Start of Available records
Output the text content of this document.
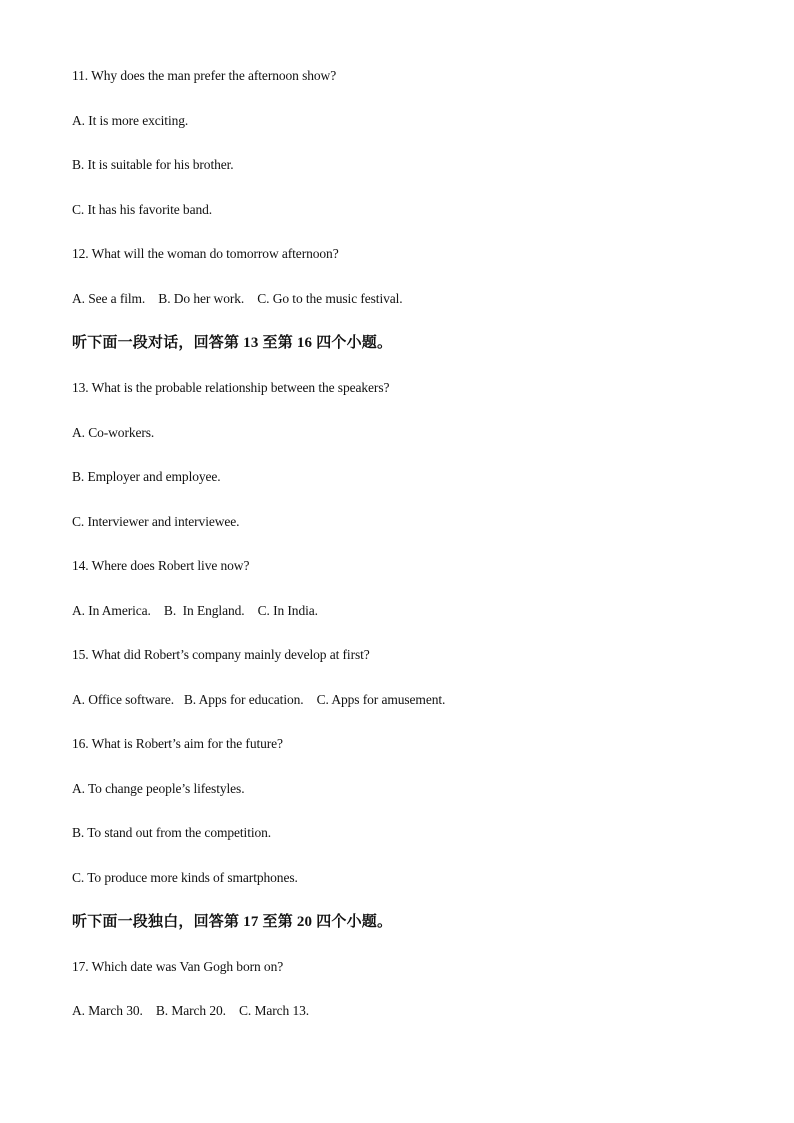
11. Why does the man prefer the afternoon show?
A. It is more exciting.
B. It is suitable for his brother.
C. It has his favorite band.
12. What will the woman do tomorrow afternoon?
A. See a film.    B. Do her work.    C. Go to the music festival.
听下面一段对话，回答第 13 至第 16 四个小题。
13. What is the probable relationship between the speakers?
A. Co-workers.
B. Employer and employee.
C. Interviewer and interviewee.
14. Where does Robert live now?
A. In America.    B.  In England.    C. In India.
15. What did Robert’s company mainly develop at first?
A. Office software.   B. Apps for education.    C. Apps for amusement.
16. What is Robert’s aim for the future?
A. To change people’s lifestyles.
B. To stand out from the competition.
C. To produce more kinds of smartphones.
听下面一段独白，回答第 17 至第 20 四个小题。
17. Which date was Van Gogh born on?
A. March 30.    B. March 20.    C. March 13.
End of Available records
What to do |
Keep the pictures out and write out the records exactly.

Finished task |
Output the text content of this document.
11. Why does the man prefer the afternoon show?
A. It is more exciting.
B. It is suitable for his brother.
C. It has his favorite band.
12. What will the woman do tomorrow afternoon?
A. See a film.    B. Do her work.    C. Go to the music festival.
听下面一段对话，回答第 13 至第 16 四个小题。
13. What is the probable relationship between the speakers?
A. Co-workers.
B. Employer and employee.
C. Interviewer and interviewee.
14. Where does Robert live now?
A. In America.    B.  In England.    C. In India.
15. What did Robert’s company mainly develop at first?
A. Office software.   B. Apps for education.    C. Apps for amusement.
16. What is Robert’s aim for the future?
A. To change people’s lifestyles.
B. To stand out from the competition.
C. To produce more kinds of smartphones.
听下面一段独白，回答第 17 至第 20 四个小题。
17. Which date was Van Gogh born on?
A. March 30.    B. March 20.    C. March 13.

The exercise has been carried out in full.